## Your goal
Extract the whole listing as it stands. Do not include the pictures.

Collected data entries
****************************************

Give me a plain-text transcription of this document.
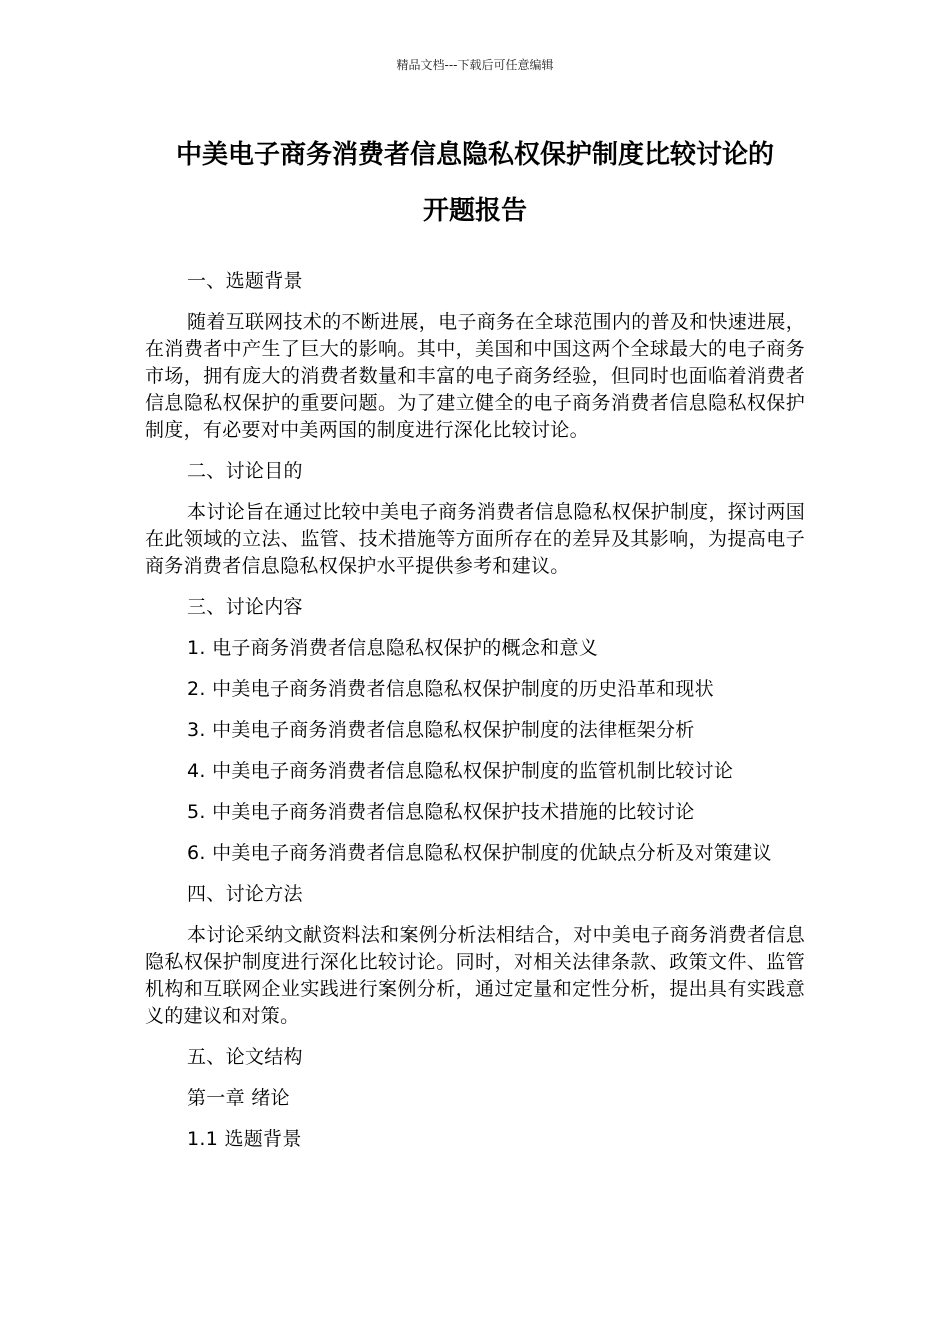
精品文档---下载后可任意编辑
中美电子商务消费者信息隐私权保护制度比较讨论的
开题报告

一、选题背景

随着互联网技术的不断进展，电子商务在全球范围内的普及和快速进展，在消费者中产生了巨大的影响。其中，美国和中国这两个全球最大的电子商务市场，拥有庞大的消费者数量和丰富的电子商务经验，但同时也面临着消费者信息隐私权保护的重要问题。为了建立健全的电子商务消费者信息隐私权保护制度，有必要对中美两国的制度进行深化比较讨论。

二、讨论目的

本讨论旨在通过比较中美电子商务消费者信息隐私权保护制度，探讨两国在此领域的立法、监管、技术措施等方面所存在的差异及其影响，为提高电子商务消费者信息隐私权保护水平提供参考和建议。

三、讨论内容

1. 电子商务消费者信息隐私权保护的概念和意义

2. 中美电子商务消费者信息隐私权保护制度的历史沿革和现状

3. 中美电子商务消费者信息隐私权保护制度的法律框架分析

4. 中美电子商务消费者信息隐私权保护制度的监管机制比较讨论

5. 中美电子商务消费者信息隐私权保护技术措施的比较讨论

6. 中美电子商务消费者信息隐私权保护制度的优缺点分析及对策建议

四、讨论方法

本讨论采纳文献资料法和案例分析法相结合，对中美电子商务消费者信息隐私权保护制度进行深化比较讨论。同时，对相关法律条款、政策文件、监管机构和互联网企业实践进行案例分析，通过定量和定性分析，提出具有实践意义的建议和对策。

五、论文结构

第一章 绪论

1.1 选题背景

****************************************

## Full answer
Give me a plain-text transcription of this document.
精品文档---下载后可任意编辑
中美电子商务消费者信息隐私权保护制度比较讨论的
开题报告

一、选题背景

随着互联网技术的不断进展，电子商务在全球范围内的普及和快速进展，在消费者中产生了巨大的影响。其中，美国和中国这两个全球最大的电子商务市场，拥有庞大的消费者数量和丰富的电子商务经验，但同时也面临着消费者信息隐私权保护的重要问题。为了建立健全的电子商务消费者信息隐私权保护制度，有必要对中美两国的制度进行深化比较讨论。

二、讨论目的

本讨论旨在通过比较中美电子商务消费者信息隐私权保护制度，探讨两国在此领域的立法、监管、技术措施等方面所存在的差异及其影响，为提高电子商务消费者信息隐私权保护水平提供参考和建议。

三、讨论内容

1. 电子商务消费者信息隐私权保护的概念和意义

2. 中美电子商务消费者信息隐私权保护制度的历史沿革和现状

3. 中美电子商务消费者信息隐私权保护制度的法律框架分析

4. 中美电子商务消费者信息隐私权保护制度的监管机制比较讨论

5. 中美电子商务消费者信息隐私权保护技术措施的比较讨论

6. 中美电子商务消费者信息隐私权保护制度的优缺点分析及对策建议

四、讨论方法

本讨论采纳文献资料法和案例分析法相结合，对中美电子商务消费者信息隐私权保护制度进行深化比较讨论。同时，对相关法律条款、政策文件、监管机构和互联网企业实践进行案例分析，通过定量和定性分析，提出具有实践意义的建议和对策。

五、论文结构

第一章 绪论

1.1 选题背景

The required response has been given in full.